* _Short exercise_: Nothing may be dropped or altered: reproduce all the data.

Stored data
■ ■ ■ ■

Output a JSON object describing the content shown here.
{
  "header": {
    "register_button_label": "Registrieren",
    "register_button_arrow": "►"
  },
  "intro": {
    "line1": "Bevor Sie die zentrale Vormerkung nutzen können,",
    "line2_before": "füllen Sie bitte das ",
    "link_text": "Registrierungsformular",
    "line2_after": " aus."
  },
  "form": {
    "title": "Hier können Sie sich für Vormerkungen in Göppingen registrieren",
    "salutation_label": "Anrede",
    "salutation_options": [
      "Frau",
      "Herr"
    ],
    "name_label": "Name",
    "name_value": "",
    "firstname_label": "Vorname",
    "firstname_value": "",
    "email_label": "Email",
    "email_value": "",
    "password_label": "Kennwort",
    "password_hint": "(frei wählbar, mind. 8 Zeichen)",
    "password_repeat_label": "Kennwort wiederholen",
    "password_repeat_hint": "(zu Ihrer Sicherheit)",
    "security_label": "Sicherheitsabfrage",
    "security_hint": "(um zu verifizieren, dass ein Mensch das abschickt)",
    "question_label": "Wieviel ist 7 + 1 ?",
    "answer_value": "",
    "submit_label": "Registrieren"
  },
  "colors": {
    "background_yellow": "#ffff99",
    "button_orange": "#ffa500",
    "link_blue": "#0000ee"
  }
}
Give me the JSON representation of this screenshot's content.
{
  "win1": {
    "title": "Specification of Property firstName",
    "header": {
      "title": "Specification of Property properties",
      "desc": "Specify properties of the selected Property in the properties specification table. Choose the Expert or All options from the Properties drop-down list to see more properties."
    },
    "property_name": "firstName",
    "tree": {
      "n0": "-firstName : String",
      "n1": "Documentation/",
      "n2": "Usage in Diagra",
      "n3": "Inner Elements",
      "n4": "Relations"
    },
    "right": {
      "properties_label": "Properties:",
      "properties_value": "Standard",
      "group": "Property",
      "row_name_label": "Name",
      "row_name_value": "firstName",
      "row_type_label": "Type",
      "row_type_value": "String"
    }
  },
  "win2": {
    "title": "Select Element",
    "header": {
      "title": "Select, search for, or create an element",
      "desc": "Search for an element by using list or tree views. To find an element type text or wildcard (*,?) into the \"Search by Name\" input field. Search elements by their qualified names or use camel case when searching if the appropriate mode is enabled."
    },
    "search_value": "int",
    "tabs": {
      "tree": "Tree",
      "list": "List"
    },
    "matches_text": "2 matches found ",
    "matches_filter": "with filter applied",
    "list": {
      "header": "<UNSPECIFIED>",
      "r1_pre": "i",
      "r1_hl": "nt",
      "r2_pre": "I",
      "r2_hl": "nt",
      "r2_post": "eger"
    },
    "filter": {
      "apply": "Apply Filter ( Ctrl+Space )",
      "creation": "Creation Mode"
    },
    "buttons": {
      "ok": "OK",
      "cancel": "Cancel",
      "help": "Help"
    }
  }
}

■ ■ ■ ■

* _Completed task_:
Output a JSON object describing the content shown here.
{
  "header": {
    "register_button_label": "Registrieren",
    "register_button_arrow": "►"
  },
  "intro": {
    "line1": "Bevor Sie die zentrale Vormerkung nutzen können,",
    "line2_before": "füllen Sie bitte das ",
    "link_text": "Registrierungsformular",
    "line2_after": " aus."
  },
  "form": {
    "title": "Hier können Sie sich für Vormerkungen in Göppingen registrieren",
    "salutation_label": "Anrede",
    "salutation_options": [
      "Frau",
      "Herr"
    ],
    "name_label": "Name",
    "name_value": "",
    "firstname_label": "Vorname",
    "firstname_value": "",
    "email_label": "Email",
    "email_value": "",
    "password_label": "Kennwort",
    "password_hint": "(frei wählbar, mind. 8 Zeichen)",
    "password_repeat_label": "Kennwort wiederholen",
    "password_repeat_hint": "(zu Ihrer Sicherheit)",
    "security_label": "Sicherheitsabfrage",
    "security_hint": "(um zu verifizieren, dass ein Mensch das abschickt)",
    "question_label": "Wieviel ist 7 + 1 ?",
    "answer_value": "",
    "submit_label": "Registrieren"
  },
  "colors": {
    "background_yellow": "#ffff99",
    "button_orange": "#ffa500",
    "link_blue": "#0000ee"
  }
}
Give me the JSON representation of this screenshot's content.
{
  "win1": {
    "title": "Specification of Property firstName",
    "header": {
      "title": "Specification of Property properties",
      "desc": "Specify properties of the selected Property in the properties specification table. Choose the Expert or All options from the Properties drop-down list to see more properties."
    },
    "property_name": "firstName",
    "tree": {
      "n0": "-firstName : String",
      "n1": "Documentation/",
      "n2": "Usage in Diagra",
      "n3": "Inner Elements",
      "n4": "Relations"
    },
    "right": {
      "properties_label": "Properties:",
      "properties_value": "Standard",
      "group": "Property",
      "row_name_label": "Name",
      "row_name_value": "firstName",
      "row_type_label": "Type",
      "row_type_value": "String"
    }
  },
  "win2": {
    "title": "Select Element",
    "header": {
      "title": "Select, search for, or create an element",
      "desc": "Search for an element by using list or tree views. To find an element type text or wildcard (*,?) into the \"Search by Name\" input field. Search elements by their qualified names or use camel case when searching if the appropriate mode is enabled."
    },
    "search_value": "int",
    "tabs": {
      "tree": "Tree",
      "list": "List"
    },
    "matches_text": "2 matches found ",
    "matches_filter": "with filter applied",
    "list": {
      "header": "<UNSPECIFIED>",
      "r1_pre": "i",
      "r1_hl": "nt",
      "r2_pre": "I",
      "r2_hl": "nt",
      "r2_post": "eger"
    },
    "filter": {
      "apply": "Apply Filter ( Ctrl+Space )",
      "creation": "Creation Mode"
    },
    "buttons": {
      "ok": "OK",
      "cancel": "Cancel",
      "help": "Help"
    }
  }
}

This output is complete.